# start of Entries shown

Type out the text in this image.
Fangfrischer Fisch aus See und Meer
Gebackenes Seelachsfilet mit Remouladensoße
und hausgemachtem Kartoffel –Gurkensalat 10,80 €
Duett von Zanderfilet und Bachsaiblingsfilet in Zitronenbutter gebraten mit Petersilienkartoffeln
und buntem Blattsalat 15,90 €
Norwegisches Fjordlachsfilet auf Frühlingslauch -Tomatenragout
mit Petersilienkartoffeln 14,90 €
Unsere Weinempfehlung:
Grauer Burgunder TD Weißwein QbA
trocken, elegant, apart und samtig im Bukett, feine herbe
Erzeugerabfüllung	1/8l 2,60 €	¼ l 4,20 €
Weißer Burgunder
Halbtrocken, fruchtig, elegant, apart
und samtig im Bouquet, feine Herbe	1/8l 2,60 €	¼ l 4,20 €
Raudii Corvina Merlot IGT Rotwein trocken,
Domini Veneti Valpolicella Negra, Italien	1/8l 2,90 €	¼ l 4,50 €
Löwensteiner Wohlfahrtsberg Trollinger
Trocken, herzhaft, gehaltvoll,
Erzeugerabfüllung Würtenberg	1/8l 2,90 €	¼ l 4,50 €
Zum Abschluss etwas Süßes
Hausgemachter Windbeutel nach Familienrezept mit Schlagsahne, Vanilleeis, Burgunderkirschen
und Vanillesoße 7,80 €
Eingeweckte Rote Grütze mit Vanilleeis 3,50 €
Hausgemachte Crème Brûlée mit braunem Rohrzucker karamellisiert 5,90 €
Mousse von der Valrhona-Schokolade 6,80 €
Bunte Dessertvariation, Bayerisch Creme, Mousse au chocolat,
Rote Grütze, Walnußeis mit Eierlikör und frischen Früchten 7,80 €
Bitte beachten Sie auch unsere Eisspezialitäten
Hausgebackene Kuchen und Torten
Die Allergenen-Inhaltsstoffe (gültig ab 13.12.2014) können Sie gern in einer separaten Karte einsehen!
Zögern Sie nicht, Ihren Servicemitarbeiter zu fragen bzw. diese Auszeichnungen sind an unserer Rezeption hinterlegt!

# end of Entries shown

Transcribe the material above word for word.

Type out the text in this image.
Fangfrischer Fisch aus See und Meer
Gebackenes Seelachsfilet mit Remouladensoße
und hausgemachtem Kartoffel –Gurkensalat 10,80 €
Duett von Zanderfilet und Bachsaiblingsfilet in Zitronenbutter gebraten mit Petersilienkartoffeln
und buntem Blattsalat 15,90 €
Norwegisches Fjordlachsfilet auf Frühlingslauch -Tomatenragout
mit Petersilienkartoffeln 14,90 €
Unsere Weinempfehlung:
Grauer Burgunder TD Weißwein QbA
trocken, elegant, apart und samtig im Bukett, feine herbe
Erzeugerabfüllung	1/8l 2,60 €	¼ l 4,20 €
Weißer Burgunder
Halbtrocken, fruchtig, elegant, apart
und samtig im Bouquet, feine Herbe	1/8l 2,60 €	¼ l 4,20 €
Raudii Corvina Merlot IGT Rotwein trocken,
Domini Veneti Valpolicella Negra, Italien	1/8l 2,90 €	¼ l 4,50 €
Löwensteiner Wohlfahrtsberg Trollinger
Trocken, herzhaft, gehaltvoll,
Erzeugerabfüllung Würtenberg	1/8l 2,90 €	¼ l 4,50 €
Zum Abschluss etwas Süßes
Hausgemachter Windbeutel nach Familienrezept mit Schlagsahne, Vanilleeis, Burgunderkirschen
und Vanillesoße 7,80 €
Eingeweckte Rote Grütze mit Vanilleeis 3,50 €
Hausgemachte Crème Brûlée mit braunem Rohrzucker karamellisiert 5,90 €
Mousse von der Valrhona-Schokolade 6,80 €
Bunte Dessertvariation, Bayerisch Creme, Mousse au chocolat,
Rote Grütze, Walnußeis mit Eierlikör und frischen Früchten 7,80 €
Bitte beachten Sie auch unsere Eisspezialitäten
Hausgebackene Kuchen und Torten
Die Allergenen-Inhaltsstoffe (gültig ab 13.12.2014) können Sie gern in einer separaten Karte einsehen!
Zögern Sie nicht, Ihren Servicemitarbeiter zu fragen bzw. diese Auszeichnungen sind an unserer Rezeption hinterlegt!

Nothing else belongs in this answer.